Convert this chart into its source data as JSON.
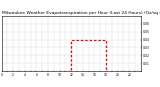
{
  "title": "Milwaukee Weather Evapotranspiration per Hour (Last 24 Hours) (Oz/sq ft)",
  "hours": [
    0,
    1,
    2,
    3,
    4,
    5,
    6,
    7,
    8,
    9,
    10,
    11,
    12,
    13,
    14,
    15,
    16,
    17,
    18,
    19,
    20,
    21,
    22,
    23
  ],
  "values": [
    0,
    0,
    0,
    0,
    0,
    0,
    0,
    0,
    0,
    0,
    0,
    0,
    0.04,
    0.04,
    0.04,
    0.04,
    0.04,
    0.04,
    0,
    0,
    0,
    0,
    0,
    0
  ],
  "bar_color": "#ff0000",
  "bg_color": "#ffffff",
  "grid_color": "#888888",
  "title_fontsize": 3.2,
  "ylim": [
    0,
    0.07
  ],
  "ytick_values": [
    0.01,
    0.02,
    0.03,
    0.04,
    0.05,
    0.06
  ],
  "ytick_labels": [
    "0.01",
    "0.02",
    "0.03",
    "0.04",
    "0.05",
    "0.06"
  ],
  "xlim": [
    0,
    24
  ],
  "line_width": 0.9,
  "dash_style": [
    2,
    1.5
  ]
}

* _Work to complete_
Give every record back exactly as it reads, with no images.

* _Expected output_
Convert this chart into its source data as JSON.
{
  "title": "Milwaukee Weather Evapotranspiration per Hour (Last 24 Hours) (Oz/sq ft)",
  "hours": [
    0,
    1,
    2,
    3,
    4,
    5,
    6,
    7,
    8,
    9,
    10,
    11,
    12,
    13,
    14,
    15,
    16,
    17,
    18,
    19,
    20,
    21,
    22,
    23
  ],
  "values": [
    0,
    0,
    0,
    0,
    0,
    0,
    0,
    0,
    0,
    0,
    0,
    0,
    0.04,
    0.04,
    0.04,
    0.04,
    0.04,
    0.04,
    0,
    0,
    0,
    0,
    0,
    0
  ],
  "bar_color": "#ff0000",
  "bg_color": "#ffffff",
  "grid_color": "#888888",
  "title_fontsize": 3.2,
  "ylim": [
    0,
    0.07
  ],
  "ytick_values": [
    0.01,
    0.02,
    0.03,
    0.04,
    0.05,
    0.06
  ],
  "ytick_labels": [
    "0.01",
    "0.02",
    "0.03",
    "0.04",
    "0.05",
    "0.06"
  ],
  "xlim": [
    0,
    24
  ],
  "line_width": 0.9,
  "dash_style": [
    2,
    1.5
  ]
}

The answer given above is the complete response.